Job
Write out the listing in full, matching it word for word.

-- begin Given records --

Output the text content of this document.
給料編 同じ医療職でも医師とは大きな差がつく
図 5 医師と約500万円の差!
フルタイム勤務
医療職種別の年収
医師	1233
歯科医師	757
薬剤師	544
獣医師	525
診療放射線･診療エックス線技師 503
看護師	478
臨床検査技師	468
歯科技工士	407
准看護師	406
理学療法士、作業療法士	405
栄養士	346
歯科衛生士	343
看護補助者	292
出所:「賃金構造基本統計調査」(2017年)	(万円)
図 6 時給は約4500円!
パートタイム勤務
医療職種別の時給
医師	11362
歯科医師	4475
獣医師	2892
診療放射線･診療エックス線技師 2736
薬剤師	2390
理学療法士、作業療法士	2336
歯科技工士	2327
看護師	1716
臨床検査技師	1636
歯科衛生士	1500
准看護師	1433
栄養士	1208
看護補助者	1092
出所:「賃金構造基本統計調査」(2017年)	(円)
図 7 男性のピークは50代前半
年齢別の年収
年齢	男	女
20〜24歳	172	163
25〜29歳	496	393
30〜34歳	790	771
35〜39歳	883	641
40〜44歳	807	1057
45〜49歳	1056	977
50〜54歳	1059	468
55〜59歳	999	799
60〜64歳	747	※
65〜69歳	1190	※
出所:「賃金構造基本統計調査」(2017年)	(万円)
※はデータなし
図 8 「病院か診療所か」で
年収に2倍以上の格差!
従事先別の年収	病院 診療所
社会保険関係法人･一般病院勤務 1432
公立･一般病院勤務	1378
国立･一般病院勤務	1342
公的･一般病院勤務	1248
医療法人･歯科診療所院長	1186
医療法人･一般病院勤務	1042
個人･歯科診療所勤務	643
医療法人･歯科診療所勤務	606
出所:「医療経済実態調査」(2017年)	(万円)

-- end Given records --

Completed exercise
Output the text content of this document.
給料編 同じ医療職でも医師とは大きな差がつく
図 5 医師と約500万円の差!
フルタイム勤務
医療職種別の年収
医師	1233
歯科医師	757
薬剤師	544
獣医師	525
診療放射線･診療エックス線技師 503
看護師	478
臨床検査技師	468
歯科技工士	407
准看護師	406
理学療法士、作業療法士	405
栄養士	346
歯科衛生士	343
看護補助者	292
出所:「賃金構造基本統計調査」(2017年)	(万円)
図 6 時給は約4500円!
パートタイム勤務
医療職種別の時給
医師	11362
歯科医師	4475
獣医師	2892
診療放射線･診療エックス線技師 2736
薬剤師	2390
理学療法士、作業療法士	2336
歯科技工士	2327
看護師	1716
臨床検査技師	1636
歯科衛生士	1500
准看護師	1433
栄養士	1208
看護補助者	1092
出所:「賃金構造基本統計調査」(2017年)	(円)
図 7 男性のピークは50代前半
年齢別の年収
年齢	男	女
20〜24歳	172	163
25〜29歳	496	393
30〜34歳	790	771
35〜39歳	883	641
40〜44歳	807	1057
45〜49歳	1056	977
50〜54歳	1059	468
55〜59歳	999	799
60〜64歳	747	※
65〜69歳	1190	※
出所:「賃金構造基本統計調査」(2017年)	(万円)
※はデータなし
図 8 「病院か診療所か」で
年収に2倍以上の格差!
従事先別の年収	病院 診療所
社会保険関係法人･一般病院勤務 1432
公立･一般病院勤務	1378
国立･一般病院勤務	1342
公的･一般病院勤務	1248
医療法人･歯科診療所院長	1186
医療法人･一般病院勤務	1042
個人･歯科診療所勤務	643
医療法人･歯科診療所勤務	606
出所:「医療経済実態調査」(2017年)	(万円)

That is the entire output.